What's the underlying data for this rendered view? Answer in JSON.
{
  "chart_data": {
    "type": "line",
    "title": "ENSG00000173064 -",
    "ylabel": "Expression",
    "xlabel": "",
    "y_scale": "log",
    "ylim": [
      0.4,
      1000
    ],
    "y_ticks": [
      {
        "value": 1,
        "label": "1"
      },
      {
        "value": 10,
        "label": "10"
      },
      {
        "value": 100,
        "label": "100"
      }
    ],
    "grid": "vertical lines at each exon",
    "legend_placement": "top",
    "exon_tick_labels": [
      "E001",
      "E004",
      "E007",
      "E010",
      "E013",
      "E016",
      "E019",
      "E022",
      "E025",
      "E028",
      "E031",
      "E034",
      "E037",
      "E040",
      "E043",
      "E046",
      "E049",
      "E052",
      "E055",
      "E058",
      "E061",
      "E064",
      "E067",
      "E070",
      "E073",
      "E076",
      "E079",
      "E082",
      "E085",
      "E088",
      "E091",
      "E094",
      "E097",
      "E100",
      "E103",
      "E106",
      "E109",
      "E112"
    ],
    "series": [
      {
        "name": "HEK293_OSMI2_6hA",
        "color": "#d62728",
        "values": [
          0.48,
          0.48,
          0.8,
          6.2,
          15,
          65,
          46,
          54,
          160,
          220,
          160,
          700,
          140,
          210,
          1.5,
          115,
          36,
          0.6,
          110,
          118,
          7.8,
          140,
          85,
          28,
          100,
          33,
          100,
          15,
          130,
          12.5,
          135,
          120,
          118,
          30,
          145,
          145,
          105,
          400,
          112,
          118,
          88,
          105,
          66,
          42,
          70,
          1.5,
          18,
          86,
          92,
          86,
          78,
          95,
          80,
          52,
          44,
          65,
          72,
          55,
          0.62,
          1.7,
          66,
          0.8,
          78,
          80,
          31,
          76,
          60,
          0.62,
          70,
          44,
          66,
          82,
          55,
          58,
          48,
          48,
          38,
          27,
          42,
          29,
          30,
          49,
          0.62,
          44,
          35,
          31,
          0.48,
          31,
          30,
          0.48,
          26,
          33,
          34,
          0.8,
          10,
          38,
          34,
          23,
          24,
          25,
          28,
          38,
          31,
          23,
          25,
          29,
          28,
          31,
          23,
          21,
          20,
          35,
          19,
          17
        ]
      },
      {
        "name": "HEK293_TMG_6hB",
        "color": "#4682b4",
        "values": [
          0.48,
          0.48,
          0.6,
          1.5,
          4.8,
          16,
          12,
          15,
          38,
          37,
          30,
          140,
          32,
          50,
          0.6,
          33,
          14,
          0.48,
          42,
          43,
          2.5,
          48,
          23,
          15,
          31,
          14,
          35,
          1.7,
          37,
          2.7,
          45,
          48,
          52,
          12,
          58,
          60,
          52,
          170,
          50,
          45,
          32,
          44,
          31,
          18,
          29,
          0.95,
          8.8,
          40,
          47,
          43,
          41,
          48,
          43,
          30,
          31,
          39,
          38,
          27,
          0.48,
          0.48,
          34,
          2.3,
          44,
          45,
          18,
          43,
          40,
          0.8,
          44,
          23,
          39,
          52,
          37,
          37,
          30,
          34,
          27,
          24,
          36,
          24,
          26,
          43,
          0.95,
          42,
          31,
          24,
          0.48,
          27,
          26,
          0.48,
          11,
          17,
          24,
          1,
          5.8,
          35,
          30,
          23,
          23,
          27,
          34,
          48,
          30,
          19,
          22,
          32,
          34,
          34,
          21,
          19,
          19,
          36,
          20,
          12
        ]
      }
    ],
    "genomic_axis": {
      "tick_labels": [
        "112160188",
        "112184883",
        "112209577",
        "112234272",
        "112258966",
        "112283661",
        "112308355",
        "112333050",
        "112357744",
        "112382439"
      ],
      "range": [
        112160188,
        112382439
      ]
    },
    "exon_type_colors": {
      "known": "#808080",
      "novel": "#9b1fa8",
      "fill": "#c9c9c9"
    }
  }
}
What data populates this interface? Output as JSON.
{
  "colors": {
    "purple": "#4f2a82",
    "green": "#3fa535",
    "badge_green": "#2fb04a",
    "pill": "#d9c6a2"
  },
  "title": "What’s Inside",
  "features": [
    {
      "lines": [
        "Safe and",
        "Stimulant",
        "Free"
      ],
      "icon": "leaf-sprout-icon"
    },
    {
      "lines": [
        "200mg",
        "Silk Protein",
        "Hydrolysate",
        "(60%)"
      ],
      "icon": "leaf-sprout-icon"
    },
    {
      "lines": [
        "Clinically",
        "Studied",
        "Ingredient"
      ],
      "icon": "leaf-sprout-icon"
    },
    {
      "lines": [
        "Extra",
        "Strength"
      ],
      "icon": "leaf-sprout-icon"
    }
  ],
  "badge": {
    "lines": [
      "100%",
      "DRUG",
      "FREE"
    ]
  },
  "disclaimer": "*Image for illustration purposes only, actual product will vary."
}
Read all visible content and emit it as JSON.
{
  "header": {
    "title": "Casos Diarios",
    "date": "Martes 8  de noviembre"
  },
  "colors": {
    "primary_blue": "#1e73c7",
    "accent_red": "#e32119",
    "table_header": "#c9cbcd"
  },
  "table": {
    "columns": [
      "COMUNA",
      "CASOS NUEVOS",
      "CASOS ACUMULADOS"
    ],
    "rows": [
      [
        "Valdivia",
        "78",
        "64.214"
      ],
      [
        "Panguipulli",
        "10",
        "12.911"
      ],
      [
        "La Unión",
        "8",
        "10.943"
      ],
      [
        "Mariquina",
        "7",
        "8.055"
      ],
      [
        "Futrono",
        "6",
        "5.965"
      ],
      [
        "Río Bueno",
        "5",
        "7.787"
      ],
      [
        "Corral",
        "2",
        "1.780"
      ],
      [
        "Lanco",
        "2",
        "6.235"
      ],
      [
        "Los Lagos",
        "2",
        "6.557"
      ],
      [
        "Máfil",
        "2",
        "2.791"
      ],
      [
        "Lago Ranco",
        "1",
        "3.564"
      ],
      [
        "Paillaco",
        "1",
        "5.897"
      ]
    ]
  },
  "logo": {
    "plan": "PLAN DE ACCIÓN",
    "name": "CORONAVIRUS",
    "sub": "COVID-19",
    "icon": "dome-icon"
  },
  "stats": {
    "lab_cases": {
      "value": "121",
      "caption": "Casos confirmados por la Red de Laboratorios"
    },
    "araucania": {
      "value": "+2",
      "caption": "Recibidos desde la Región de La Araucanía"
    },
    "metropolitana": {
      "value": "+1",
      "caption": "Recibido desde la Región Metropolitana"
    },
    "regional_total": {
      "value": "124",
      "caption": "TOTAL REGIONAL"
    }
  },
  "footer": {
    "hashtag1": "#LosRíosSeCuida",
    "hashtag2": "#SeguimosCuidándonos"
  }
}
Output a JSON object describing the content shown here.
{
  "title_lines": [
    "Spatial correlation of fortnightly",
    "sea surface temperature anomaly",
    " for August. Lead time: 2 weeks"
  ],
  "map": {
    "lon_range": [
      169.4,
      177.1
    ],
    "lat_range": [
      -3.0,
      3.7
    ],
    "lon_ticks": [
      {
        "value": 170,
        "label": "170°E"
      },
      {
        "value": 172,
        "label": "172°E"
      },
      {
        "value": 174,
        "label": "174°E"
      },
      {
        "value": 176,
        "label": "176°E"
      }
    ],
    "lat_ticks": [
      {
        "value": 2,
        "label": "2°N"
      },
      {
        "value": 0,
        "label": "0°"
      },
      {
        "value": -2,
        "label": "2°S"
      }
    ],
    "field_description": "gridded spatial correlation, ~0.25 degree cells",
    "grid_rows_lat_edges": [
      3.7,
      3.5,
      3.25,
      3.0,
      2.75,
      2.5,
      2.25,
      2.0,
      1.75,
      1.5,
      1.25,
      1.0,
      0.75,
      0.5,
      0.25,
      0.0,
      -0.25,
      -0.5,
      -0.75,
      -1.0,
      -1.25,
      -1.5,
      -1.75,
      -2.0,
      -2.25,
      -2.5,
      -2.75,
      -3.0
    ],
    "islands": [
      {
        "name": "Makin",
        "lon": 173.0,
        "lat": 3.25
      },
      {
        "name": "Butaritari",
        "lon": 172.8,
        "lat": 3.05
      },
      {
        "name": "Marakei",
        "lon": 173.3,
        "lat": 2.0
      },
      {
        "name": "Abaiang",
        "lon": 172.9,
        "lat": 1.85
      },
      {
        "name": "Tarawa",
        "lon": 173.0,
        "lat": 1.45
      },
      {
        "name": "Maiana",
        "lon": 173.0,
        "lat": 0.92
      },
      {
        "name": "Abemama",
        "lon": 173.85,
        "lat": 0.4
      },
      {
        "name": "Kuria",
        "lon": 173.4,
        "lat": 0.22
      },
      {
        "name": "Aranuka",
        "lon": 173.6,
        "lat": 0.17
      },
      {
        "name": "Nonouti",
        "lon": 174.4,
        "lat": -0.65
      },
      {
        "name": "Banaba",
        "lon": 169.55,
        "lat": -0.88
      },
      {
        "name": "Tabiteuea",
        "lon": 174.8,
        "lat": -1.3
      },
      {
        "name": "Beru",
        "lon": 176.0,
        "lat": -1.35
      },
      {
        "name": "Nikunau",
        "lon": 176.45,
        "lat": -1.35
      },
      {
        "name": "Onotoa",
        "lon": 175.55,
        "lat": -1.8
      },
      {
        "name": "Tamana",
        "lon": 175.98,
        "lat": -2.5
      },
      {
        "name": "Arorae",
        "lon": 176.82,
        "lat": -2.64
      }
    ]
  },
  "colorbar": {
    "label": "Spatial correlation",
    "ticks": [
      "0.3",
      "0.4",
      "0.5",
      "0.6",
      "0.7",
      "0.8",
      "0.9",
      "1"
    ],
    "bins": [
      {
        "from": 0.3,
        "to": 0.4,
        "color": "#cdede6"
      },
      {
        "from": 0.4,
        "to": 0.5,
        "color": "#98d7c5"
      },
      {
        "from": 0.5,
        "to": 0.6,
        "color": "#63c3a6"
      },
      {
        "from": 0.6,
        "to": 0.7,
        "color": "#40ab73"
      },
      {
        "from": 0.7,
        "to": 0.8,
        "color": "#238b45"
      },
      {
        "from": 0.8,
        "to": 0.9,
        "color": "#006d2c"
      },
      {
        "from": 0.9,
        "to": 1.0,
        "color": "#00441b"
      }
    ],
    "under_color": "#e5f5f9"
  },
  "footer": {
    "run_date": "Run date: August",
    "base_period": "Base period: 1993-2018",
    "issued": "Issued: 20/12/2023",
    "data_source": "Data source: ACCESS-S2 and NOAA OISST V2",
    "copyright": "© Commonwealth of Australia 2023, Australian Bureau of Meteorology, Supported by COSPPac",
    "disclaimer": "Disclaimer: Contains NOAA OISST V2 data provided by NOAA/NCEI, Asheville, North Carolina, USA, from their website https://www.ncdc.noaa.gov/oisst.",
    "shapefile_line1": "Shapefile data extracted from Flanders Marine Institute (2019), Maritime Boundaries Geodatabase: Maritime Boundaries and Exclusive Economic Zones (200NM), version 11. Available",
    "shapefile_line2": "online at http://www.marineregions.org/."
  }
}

• ASSIGNED TASK: In the preceding records, how many lines include the word "Región"? Reply with the number only.

• ANSWER TO THIS TASK: 2